## REQUIRED ACTION
Images excepted, the data below must be repeated exactly.

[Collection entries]
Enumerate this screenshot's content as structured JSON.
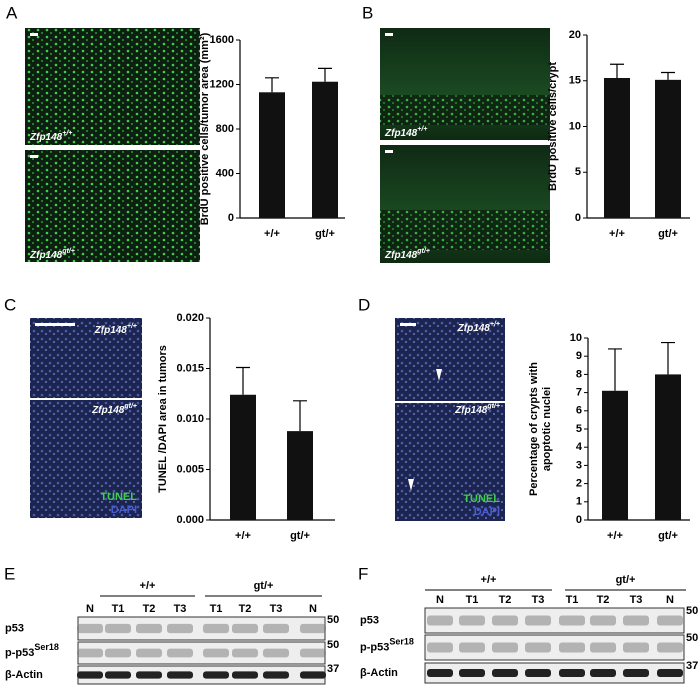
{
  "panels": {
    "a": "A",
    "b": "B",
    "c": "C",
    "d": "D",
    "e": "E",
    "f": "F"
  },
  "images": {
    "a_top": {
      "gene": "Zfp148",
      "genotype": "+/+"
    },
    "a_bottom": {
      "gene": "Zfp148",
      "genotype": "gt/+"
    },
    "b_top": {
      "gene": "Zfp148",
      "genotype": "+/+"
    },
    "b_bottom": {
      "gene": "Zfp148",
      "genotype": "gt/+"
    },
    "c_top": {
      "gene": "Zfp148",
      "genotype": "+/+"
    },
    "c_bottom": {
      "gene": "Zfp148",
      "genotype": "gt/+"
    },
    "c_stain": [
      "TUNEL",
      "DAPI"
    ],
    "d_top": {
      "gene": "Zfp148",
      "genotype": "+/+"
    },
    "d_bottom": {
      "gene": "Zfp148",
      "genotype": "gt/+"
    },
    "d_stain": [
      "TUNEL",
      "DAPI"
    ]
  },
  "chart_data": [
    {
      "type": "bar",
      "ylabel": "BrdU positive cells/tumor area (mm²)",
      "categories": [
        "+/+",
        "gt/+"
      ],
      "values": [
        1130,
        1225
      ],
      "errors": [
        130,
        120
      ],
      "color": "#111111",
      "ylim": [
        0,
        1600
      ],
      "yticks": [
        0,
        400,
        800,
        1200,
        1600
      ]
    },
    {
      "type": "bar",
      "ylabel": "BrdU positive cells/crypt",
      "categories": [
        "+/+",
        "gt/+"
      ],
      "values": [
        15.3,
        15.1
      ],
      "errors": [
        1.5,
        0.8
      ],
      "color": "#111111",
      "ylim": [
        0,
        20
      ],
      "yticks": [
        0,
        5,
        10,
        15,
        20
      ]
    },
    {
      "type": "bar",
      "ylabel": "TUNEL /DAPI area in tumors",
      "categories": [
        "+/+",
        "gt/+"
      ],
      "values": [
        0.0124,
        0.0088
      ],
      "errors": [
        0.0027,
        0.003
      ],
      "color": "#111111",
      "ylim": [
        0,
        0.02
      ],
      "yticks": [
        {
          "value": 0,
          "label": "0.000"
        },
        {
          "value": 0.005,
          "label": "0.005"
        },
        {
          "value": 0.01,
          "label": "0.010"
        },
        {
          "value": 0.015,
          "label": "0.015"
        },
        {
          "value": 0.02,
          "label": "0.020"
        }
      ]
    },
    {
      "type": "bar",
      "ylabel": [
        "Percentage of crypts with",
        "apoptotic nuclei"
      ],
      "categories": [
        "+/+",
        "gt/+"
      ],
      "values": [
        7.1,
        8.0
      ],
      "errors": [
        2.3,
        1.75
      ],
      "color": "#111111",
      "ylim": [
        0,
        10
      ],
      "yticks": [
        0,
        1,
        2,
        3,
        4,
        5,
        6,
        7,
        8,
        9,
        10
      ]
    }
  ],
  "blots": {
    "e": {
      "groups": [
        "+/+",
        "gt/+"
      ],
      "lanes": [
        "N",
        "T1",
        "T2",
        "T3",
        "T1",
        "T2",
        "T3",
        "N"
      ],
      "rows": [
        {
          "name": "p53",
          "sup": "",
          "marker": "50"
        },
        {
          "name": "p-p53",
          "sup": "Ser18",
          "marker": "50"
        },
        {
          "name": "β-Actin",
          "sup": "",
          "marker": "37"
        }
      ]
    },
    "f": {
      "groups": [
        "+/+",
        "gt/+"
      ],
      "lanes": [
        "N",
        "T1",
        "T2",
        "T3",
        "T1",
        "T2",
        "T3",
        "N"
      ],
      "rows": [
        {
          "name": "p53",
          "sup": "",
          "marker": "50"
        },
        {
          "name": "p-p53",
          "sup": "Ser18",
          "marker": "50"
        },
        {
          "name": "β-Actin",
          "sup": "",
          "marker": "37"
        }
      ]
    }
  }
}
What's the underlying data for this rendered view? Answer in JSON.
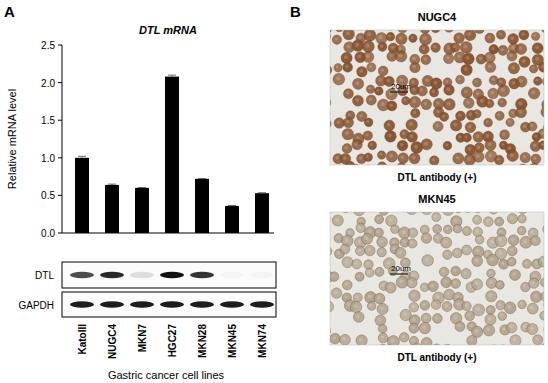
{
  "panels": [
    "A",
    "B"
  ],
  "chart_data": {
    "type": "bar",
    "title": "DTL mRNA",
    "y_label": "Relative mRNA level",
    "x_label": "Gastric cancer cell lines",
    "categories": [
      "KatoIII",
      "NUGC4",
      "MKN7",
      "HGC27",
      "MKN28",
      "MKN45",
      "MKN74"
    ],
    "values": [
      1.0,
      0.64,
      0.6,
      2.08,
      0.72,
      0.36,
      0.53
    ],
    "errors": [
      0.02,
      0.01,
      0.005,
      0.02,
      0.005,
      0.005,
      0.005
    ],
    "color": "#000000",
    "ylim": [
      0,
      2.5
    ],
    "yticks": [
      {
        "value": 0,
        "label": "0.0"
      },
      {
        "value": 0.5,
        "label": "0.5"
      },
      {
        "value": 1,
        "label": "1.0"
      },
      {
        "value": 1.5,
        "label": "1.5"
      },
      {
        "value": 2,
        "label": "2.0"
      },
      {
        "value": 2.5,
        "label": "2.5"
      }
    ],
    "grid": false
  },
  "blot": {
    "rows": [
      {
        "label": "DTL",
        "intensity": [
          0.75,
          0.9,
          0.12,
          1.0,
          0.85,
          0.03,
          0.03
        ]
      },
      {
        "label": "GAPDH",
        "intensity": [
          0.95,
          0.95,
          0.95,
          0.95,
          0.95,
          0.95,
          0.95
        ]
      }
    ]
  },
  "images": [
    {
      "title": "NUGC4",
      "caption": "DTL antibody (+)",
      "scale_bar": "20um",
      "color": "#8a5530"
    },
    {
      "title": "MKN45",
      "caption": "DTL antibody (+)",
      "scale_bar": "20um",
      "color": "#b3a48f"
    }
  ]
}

## RESPONSE TO THE TASK
Enumerate this screenshot's content as structured JSON.
{
  "panels": {
    "a": "A",
    "b": "B",
    "c": "C",
    "d": "D",
    "e": "E",
    "f": "F"
  },
  "images": {
    "a_top": {
      "gene": "Zfp148",
      "genotype": "+/+"
    },
    "a_bottom": {
      "gene": "Zfp148",
      "genotype": "gt/+"
    },
    "b_top": {
      "gene": "Zfp148",
      "genotype": "+/+"
    },
    "b_bottom": {
      "gene": "Zfp148",
      "genotype": "gt/+"
    },
    "c_top": {
      "gene": "Zfp148",
      "genotype": "+/+"
    },
    "c_bottom": {
      "gene": "Zfp148",
      "genotype": "gt/+"
    },
    "c_stain": [
      "TUNEL",
      "DAPI"
    ],
    "d_top": {
      "gene": "Zfp148",
      "genotype": "+/+"
    },
    "d_bottom": {
      "gene": "Zfp148",
      "genotype": "gt/+"
    },
    "d_stain": [
      "TUNEL",
      "DAPI"
    ]
  },
  "chart_data": [
    {
      "type": "bar",
      "ylabel": "BrdU positive cells/tumor area (mm²)",
      "categories": [
        "+/+",
        "gt/+"
      ],
      "values": [
        1130,
        1225
      ],
      "errors": [
        130,
        120
      ],
      "color": "#111111",
      "ylim": [
        0,
        1600
      ],
      "yticks": [
        0,
        400,
        800,
        1200,
        1600
      ]
    },
    {
      "type": "bar",
      "ylabel": "BrdU positive cells/crypt",
      "categories": [
        "+/+",
        "gt/+"
      ],
      "values": [
        15.3,
        15.1
      ],
      "errors": [
        1.5,
        0.8
      ],
      "color": "#111111",
      "ylim": [
        0,
        20
      ],
      "yticks": [
        0,
        5,
        10,
        15,
        20
      ]
    },
    {
      "type": "bar",
      "ylabel": "TUNEL /DAPI area in tumors",
      "categories": [
        "+/+",
        "gt/+"
      ],
      "values": [
        0.0124,
        0.0088
      ],
      "errors": [
        0.0027,
        0.003
      ],
      "color": "#111111",
      "ylim": [
        0,
        0.02
      ],
      "yticks": [
        {
          "value": 0,
          "label": "0.000"
        },
        {
          "value": 0.005,
          "label": "0.005"
        },
        {
          "value": 0.01,
          "label": "0.010"
        },
        {
          "value": 0.015,
          "label": "0.015"
        },
        {
          "value": 0.02,
          "label": "0.020"
        }
      ]
    },
    {
      "type": "bar",
      "ylabel": [
        "Percentage of crypts with",
        "apoptotic nuclei"
      ],
      "categories": [
        "+/+",
        "gt/+"
      ],
      "values": [
        7.1,
        8.0
      ],
      "errors": [
        2.3,
        1.75
      ],
      "color": "#111111",
      "ylim": [
        0,
        10
      ],
      "yticks": [
        0,
        1,
        2,
        3,
        4,
        5,
        6,
        7,
        8,
        9,
        10
      ]
    }
  ],
  "blots": {
    "e": {
      "groups": [
        "+/+",
        "gt/+"
      ],
      "lanes": [
        "N",
        "T1",
        "T2",
        "T3",
        "T1",
        "T2",
        "T3",
        "N"
      ],
      "rows": [
        {
          "name": "p53",
          "sup": "",
          "marker": "50"
        },
        {
          "name": "p-p53",
          "sup": "Ser18",
          "marker": "50"
        },
        {
          "name": "β-Actin",
          "sup": "",
          "marker": "37"
        }
      ]
    },
    "f": {
      "groups": [
        "+/+",
        "gt/+"
      ],
      "lanes": [
        "N",
        "T1",
        "T2",
        "T3",
        "T1",
        "T2",
        "T3",
        "N"
      ],
      "rows": [
        {
          "name": "p53",
          "sup": "",
          "marker": "50"
        },
        {
          "name": "p-p53",
          "sup": "Ser18",
          "marker": "50"
        },
        {
          "name": "β-Actin",
          "sup": "",
          "marker": "37"
        }
      ]
    }
  }
}
What's the underlying data for this rendered view? Answer in JSON.
{
  "panels": [
    "A",
    "B"
  ],
  "chart_data": {
    "type": "bar",
    "title": "DTL mRNA",
    "y_label": "Relative mRNA level",
    "x_label": "Gastric cancer cell lines",
    "categories": [
      "KatoIII",
      "NUGC4",
      "MKN7",
      "HGC27",
      "MKN28",
      "MKN45",
      "MKN74"
    ],
    "values": [
      1.0,
      0.64,
      0.6,
      2.08,
      0.72,
      0.36,
      0.53
    ],
    "errors": [
      0.02,
      0.01,
      0.005,
      0.02,
      0.005,
      0.005,
      0.005
    ],
    "color": "#000000",
    "ylim": [
      0,
      2.5
    ],
    "yticks": [
      {
        "value": 0,
        "label": "0.0"
      },
      {
        "value": 0.5,
        "label": "0.5"
      },
      {
        "value": 1,
        "label": "1.0"
      },
      {
        "value": 1.5,
        "label": "1.5"
      },
      {
        "value": 2,
        "label": "2.0"
      },
      {
        "value": 2.5,
        "label": "2.5"
      }
    ],
    "grid": false
  },
  "blot": {
    "rows": [
      {
        "label": "DTL",
        "intensity": [
          0.75,
          0.9,
          0.12,
          1.0,
          0.85,
          0.03,
          0.03
        ]
      },
      {
        "label": "GAPDH",
        "intensity": [
          0.95,
          0.95,
          0.95,
          0.95,
          0.95,
          0.95,
          0.95
        ]
      }
    ]
  },
  "images": [
    {
      "title": "NUGC4",
      "caption": "DTL antibody (+)",
      "scale_bar": "20um",
      "color": "#8a5530"
    },
    {
      "title": "MKN45",
      "caption": "DTL antibody (+)",
      "scale_bar": "20um",
      "color": "#b3a48f"
    }
  ]
}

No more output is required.